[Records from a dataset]
▼

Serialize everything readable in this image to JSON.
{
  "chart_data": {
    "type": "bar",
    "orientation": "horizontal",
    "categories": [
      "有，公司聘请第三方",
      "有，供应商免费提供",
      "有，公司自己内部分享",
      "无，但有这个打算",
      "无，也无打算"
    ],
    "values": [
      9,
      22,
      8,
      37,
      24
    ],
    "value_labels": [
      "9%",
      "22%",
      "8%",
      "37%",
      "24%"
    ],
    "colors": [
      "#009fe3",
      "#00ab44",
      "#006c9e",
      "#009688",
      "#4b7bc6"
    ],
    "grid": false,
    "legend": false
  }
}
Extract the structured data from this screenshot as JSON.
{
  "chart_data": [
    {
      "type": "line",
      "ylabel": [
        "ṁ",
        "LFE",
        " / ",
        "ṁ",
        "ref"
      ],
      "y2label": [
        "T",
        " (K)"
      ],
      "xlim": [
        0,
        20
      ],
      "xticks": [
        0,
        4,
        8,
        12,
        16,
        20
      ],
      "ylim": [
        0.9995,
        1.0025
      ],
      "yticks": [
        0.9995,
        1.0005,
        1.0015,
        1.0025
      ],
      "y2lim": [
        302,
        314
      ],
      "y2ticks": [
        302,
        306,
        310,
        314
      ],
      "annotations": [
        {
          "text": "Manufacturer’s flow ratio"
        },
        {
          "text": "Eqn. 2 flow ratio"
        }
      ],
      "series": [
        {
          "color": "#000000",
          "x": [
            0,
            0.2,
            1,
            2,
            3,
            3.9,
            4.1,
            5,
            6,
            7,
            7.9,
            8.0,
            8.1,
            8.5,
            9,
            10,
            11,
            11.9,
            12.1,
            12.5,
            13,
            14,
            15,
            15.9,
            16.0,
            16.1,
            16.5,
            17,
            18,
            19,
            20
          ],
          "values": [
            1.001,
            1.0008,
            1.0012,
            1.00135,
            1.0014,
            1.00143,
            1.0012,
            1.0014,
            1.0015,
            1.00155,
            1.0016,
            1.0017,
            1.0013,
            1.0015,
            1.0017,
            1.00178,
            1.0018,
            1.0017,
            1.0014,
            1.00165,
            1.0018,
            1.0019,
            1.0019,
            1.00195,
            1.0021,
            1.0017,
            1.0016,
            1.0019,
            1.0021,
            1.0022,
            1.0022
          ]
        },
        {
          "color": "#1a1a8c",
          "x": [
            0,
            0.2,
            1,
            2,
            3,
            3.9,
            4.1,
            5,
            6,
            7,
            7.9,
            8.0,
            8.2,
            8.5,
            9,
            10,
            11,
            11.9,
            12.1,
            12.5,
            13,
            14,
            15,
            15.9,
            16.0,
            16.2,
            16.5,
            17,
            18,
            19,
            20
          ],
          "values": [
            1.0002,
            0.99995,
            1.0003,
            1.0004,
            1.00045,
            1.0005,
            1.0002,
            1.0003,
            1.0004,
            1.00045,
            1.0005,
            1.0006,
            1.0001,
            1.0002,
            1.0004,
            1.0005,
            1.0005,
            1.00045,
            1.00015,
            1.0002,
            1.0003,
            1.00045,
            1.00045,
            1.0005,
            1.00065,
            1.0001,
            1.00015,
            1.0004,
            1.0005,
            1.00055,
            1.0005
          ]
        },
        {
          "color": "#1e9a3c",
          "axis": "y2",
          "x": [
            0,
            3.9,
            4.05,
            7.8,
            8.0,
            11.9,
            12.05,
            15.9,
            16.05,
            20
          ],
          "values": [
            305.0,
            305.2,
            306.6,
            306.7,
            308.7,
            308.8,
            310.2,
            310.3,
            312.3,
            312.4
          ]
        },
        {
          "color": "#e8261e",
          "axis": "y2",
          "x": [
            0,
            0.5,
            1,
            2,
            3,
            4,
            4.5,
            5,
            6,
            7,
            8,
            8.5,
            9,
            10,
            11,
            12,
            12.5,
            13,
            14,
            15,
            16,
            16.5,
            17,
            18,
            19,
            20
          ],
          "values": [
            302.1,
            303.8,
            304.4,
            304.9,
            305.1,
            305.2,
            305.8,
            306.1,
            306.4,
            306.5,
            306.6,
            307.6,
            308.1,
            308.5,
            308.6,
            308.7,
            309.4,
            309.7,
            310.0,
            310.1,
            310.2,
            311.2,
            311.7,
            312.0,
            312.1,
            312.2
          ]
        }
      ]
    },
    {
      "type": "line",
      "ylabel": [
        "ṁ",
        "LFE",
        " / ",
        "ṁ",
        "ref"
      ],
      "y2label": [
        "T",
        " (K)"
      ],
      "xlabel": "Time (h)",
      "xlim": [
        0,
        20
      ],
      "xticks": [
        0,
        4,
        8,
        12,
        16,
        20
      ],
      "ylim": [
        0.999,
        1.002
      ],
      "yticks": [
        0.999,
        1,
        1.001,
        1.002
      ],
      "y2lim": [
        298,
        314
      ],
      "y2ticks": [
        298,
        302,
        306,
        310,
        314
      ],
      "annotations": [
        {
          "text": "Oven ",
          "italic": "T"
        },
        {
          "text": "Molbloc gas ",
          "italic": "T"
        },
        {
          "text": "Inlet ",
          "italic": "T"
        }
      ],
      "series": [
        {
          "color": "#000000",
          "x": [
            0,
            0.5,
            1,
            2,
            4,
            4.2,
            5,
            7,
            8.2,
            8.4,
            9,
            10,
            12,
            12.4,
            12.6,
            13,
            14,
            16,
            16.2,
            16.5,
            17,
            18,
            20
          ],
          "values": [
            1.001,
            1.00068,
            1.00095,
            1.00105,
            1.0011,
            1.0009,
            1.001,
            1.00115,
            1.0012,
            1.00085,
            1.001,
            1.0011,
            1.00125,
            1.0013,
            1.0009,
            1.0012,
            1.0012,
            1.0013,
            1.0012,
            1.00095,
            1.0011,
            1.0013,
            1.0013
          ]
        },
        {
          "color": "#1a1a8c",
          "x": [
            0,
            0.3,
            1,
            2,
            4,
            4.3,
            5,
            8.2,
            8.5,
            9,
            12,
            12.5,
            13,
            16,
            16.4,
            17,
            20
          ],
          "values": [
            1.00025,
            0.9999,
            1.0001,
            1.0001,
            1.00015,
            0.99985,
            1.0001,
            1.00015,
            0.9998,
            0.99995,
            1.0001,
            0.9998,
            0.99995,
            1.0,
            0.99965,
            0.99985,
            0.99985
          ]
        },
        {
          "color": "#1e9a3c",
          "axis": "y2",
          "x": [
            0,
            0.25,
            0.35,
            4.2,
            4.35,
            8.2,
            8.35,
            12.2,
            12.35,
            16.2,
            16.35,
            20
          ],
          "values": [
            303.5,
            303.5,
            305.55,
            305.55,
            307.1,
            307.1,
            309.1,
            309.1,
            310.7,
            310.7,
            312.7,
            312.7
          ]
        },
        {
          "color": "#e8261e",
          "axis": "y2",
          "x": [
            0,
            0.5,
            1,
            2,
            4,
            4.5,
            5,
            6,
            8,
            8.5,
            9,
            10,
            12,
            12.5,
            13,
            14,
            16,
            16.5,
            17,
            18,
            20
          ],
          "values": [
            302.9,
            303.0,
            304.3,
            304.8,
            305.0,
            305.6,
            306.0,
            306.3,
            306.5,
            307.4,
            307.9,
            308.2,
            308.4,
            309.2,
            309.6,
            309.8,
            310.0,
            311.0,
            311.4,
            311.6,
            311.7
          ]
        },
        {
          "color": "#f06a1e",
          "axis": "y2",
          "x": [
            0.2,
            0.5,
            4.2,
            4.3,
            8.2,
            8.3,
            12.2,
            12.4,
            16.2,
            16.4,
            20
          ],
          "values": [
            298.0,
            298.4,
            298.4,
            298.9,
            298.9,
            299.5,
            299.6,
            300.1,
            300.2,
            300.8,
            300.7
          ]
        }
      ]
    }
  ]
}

▲

- **REQUEST**
Print the whole listing exactly as it is.

- **EXPECTED ANSWER**
Serialize everything readable in this image to JSON.
{
  "chart_data": {
    "type": "bar",
    "orientation": "horizontal",
    "categories": [
      "有，公司聘请第三方",
      "有，供应商免费提供",
      "有，公司自己内部分享",
      "无，但有这个打算",
      "无，也无打算"
    ],
    "values": [
      9,
      22,
      8,
      37,
      24
    ],
    "value_labels": [
      "9%",
      "22%",
      "8%",
      "37%",
      "24%"
    ],
    "colors": [
      "#009fe3",
      "#00ab44",
      "#006c9e",
      "#009688",
      "#4b7bc6"
    ],
    "grid": false,
    "legend": false
  }
}
Extract the structured data from this screenshot as JSON.
{
  "chart_data": [
    {
      "type": "line",
      "ylabel": [
        "ṁ",
        "LFE",
        " / ",
        "ṁ",
        "ref"
      ],
      "y2label": [
        "T",
        " (K)"
      ],
      "xlim": [
        0,
        20
      ],
      "xticks": [
        0,
        4,
        8,
        12,
        16,
        20
      ],
      "ylim": [
        0.9995,
        1.0025
      ],
      "yticks": [
        0.9995,
        1.0005,
        1.0015,
        1.0025
      ],
      "y2lim": [
        302,
        314
      ],
      "y2ticks": [
        302,
        306,
        310,
        314
      ],
      "annotations": [
        {
          "text": "Manufacturer’s flow ratio"
        },
        {
          "text": "Eqn. 2 flow ratio"
        }
      ],
      "series": [
        {
          "color": "#000000",
          "x": [
            0,
            0.2,
            1,
            2,
            3,
            3.9,
            4.1,
            5,
            6,
            7,
            7.9,
            8.0,
            8.1,
            8.5,
            9,
            10,
            11,
            11.9,
            12.1,
            12.5,
            13,
            14,
            15,
            15.9,
            16.0,
            16.1,
            16.5,
            17,
            18,
            19,
            20
          ],
          "values": [
            1.001,
            1.0008,
            1.0012,
            1.00135,
            1.0014,
            1.00143,
            1.0012,
            1.0014,
            1.0015,
            1.00155,
            1.0016,
            1.0017,
            1.0013,
            1.0015,
            1.0017,
            1.00178,
            1.0018,
            1.0017,
            1.0014,
            1.00165,
            1.0018,
            1.0019,
            1.0019,
            1.00195,
            1.0021,
            1.0017,
            1.0016,
            1.0019,
            1.0021,
            1.0022,
            1.0022
          ]
        },
        {
          "color": "#1a1a8c",
          "x": [
            0,
            0.2,
            1,
            2,
            3,
            3.9,
            4.1,
            5,
            6,
            7,
            7.9,
            8.0,
            8.2,
            8.5,
            9,
            10,
            11,
            11.9,
            12.1,
            12.5,
            13,
            14,
            15,
            15.9,
            16.0,
            16.2,
            16.5,
            17,
            18,
            19,
            20
          ],
          "values": [
            1.0002,
            0.99995,
            1.0003,
            1.0004,
            1.00045,
            1.0005,
            1.0002,
            1.0003,
            1.0004,
            1.00045,
            1.0005,
            1.0006,
            1.0001,
            1.0002,
            1.0004,
            1.0005,
            1.0005,
            1.00045,
            1.00015,
            1.0002,
            1.0003,
            1.00045,
            1.00045,
            1.0005,
            1.00065,
            1.0001,
            1.00015,
            1.0004,
            1.0005,
            1.00055,
            1.0005
          ]
        },
        {
          "color": "#1e9a3c",
          "axis": "y2",
          "x": [
            0,
            3.9,
            4.05,
            7.8,
            8.0,
            11.9,
            12.05,
            15.9,
            16.05,
            20
          ],
          "values": [
            305.0,
            305.2,
            306.6,
            306.7,
            308.7,
            308.8,
            310.2,
            310.3,
            312.3,
            312.4
          ]
        },
        {
          "color": "#e8261e",
          "axis": "y2",
          "x": [
            0,
            0.5,
            1,
            2,
            3,
            4,
            4.5,
            5,
            6,
            7,
            8,
            8.5,
            9,
            10,
            11,
            12,
            12.5,
            13,
            14,
            15,
            16,
            16.5,
            17,
            18,
            19,
            20
          ],
          "values": [
            302.1,
            303.8,
            304.4,
            304.9,
            305.1,
            305.2,
            305.8,
            306.1,
            306.4,
            306.5,
            306.6,
            307.6,
            308.1,
            308.5,
            308.6,
            308.7,
            309.4,
            309.7,
            310.0,
            310.1,
            310.2,
            311.2,
            311.7,
            312.0,
            312.1,
            312.2
          ]
        }
      ]
    },
    {
      "type": "line",
      "ylabel": [
        "ṁ",
        "LFE",
        " / ",
        "ṁ",
        "ref"
      ],
      "y2label": [
        "T",
        " (K)"
      ],
      "xlabel": "Time (h)",
      "xlim": [
        0,
        20
      ],
      "xticks": [
        0,
        4,
        8,
        12,
        16,
        20
      ],
      "ylim": [
        0.999,
        1.002
      ],
      "yticks": [
        0.999,
        1,
        1.001,
        1.002
      ],
      "y2lim": [
        298,
        314
      ],
      "y2ticks": [
        298,
        302,
        306,
        310,
        314
      ],
      "annotations": [
        {
          "text": "Oven ",
          "italic": "T"
        },
        {
          "text": "Molbloc gas ",
          "italic": "T"
        },
        {
          "text": "Inlet ",
          "italic": "T"
        }
      ],
      "series": [
        {
          "color": "#000000",
          "x": [
            0,
            0.5,
            1,
            2,
            4,
            4.2,
            5,
            7,
            8.2,
            8.4,
            9,
            10,
            12,
            12.4,
            12.6,
            13,
            14,
            16,
            16.2,
            16.5,
            17,
            18,
            20
          ],
          "values": [
            1.001,
            1.00068,
            1.00095,
            1.00105,
            1.0011,
            1.0009,
            1.001,
            1.00115,
            1.0012,
            1.00085,
            1.001,
            1.0011,
            1.00125,
            1.0013,
            1.0009,
            1.0012,
            1.0012,
            1.0013,
            1.0012,
            1.00095,
            1.0011,
            1.0013,
            1.0013
          ]
        },
        {
          "color": "#1a1a8c",
          "x": [
            0,
            0.3,
            1,
            2,
            4,
            4.3,
            5,
            8.2,
            8.5,
            9,
            12,
            12.5,
            13,
            16,
            16.4,
            17,
            20
          ],
          "values": [
            1.00025,
            0.9999,
            1.0001,
            1.0001,
            1.00015,
            0.99985,
            1.0001,
            1.00015,
            0.9998,
            0.99995,
            1.0001,
            0.9998,
            0.99995,
            1.0,
            0.99965,
            0.99985,
            0.99985
          ]
        },
        {
          "color": "#1e9a3c",
          "axis": "y2",
          "x": [
            0,
            0.25,
            0.35,
            4.2,
            4.35,
            8.2,
            8.35,
            12.2,
            12.35,
            16.2,
            16.35,
            20
          ],
          "values": [
            303.5,
            303.5,
            305.55,
            305.55,
            307.1,
            307.1,
            309.1,
            309.1,
            310.7,
            310.7,
            312.7,
            312.7
          ]
        },
        {
          "color": "#e8261e",
          "axis": "y2",
          "x": [
            0,
            0.5,
            1,
            2,
            4,
            4.5,
            5,
            6,
            8,
            8.5,
            9,
            10,
            12,
            12.5,
            13,
            14,
            16,
            16.5,
            17,
            18,
            20
          ],
          "values": [
            302.9,
            303.0,
            304.3,
            304.8,
            305.0,
            305.6,
            306.0,
            306.3,
            306.5,
            307.4,
            307.9,
            308.2,
            308.4,
            309.2,
            309.6,
            309.8,
            310.0,
            311.0,
            311.4,
            311.6,
            311.7
          ]
        },
        {
          "color": "#f06a1e",
          "axis": "y2",
          "x": [
            0.2,
            0.5,
            4.2,
            4.3,
            8.2,
            8.3,
            12.2,
            12.4,
            16.2,
            16.4,
            20
          ],
          "values": [
            298.0,
            298.4,
            298.4,
            298.9,
            298.9,
            299.5,
            299.6,
            300.1,
            300.2,
            300.8,
            300.7
          ]
        }
      ]
    }
  ]
}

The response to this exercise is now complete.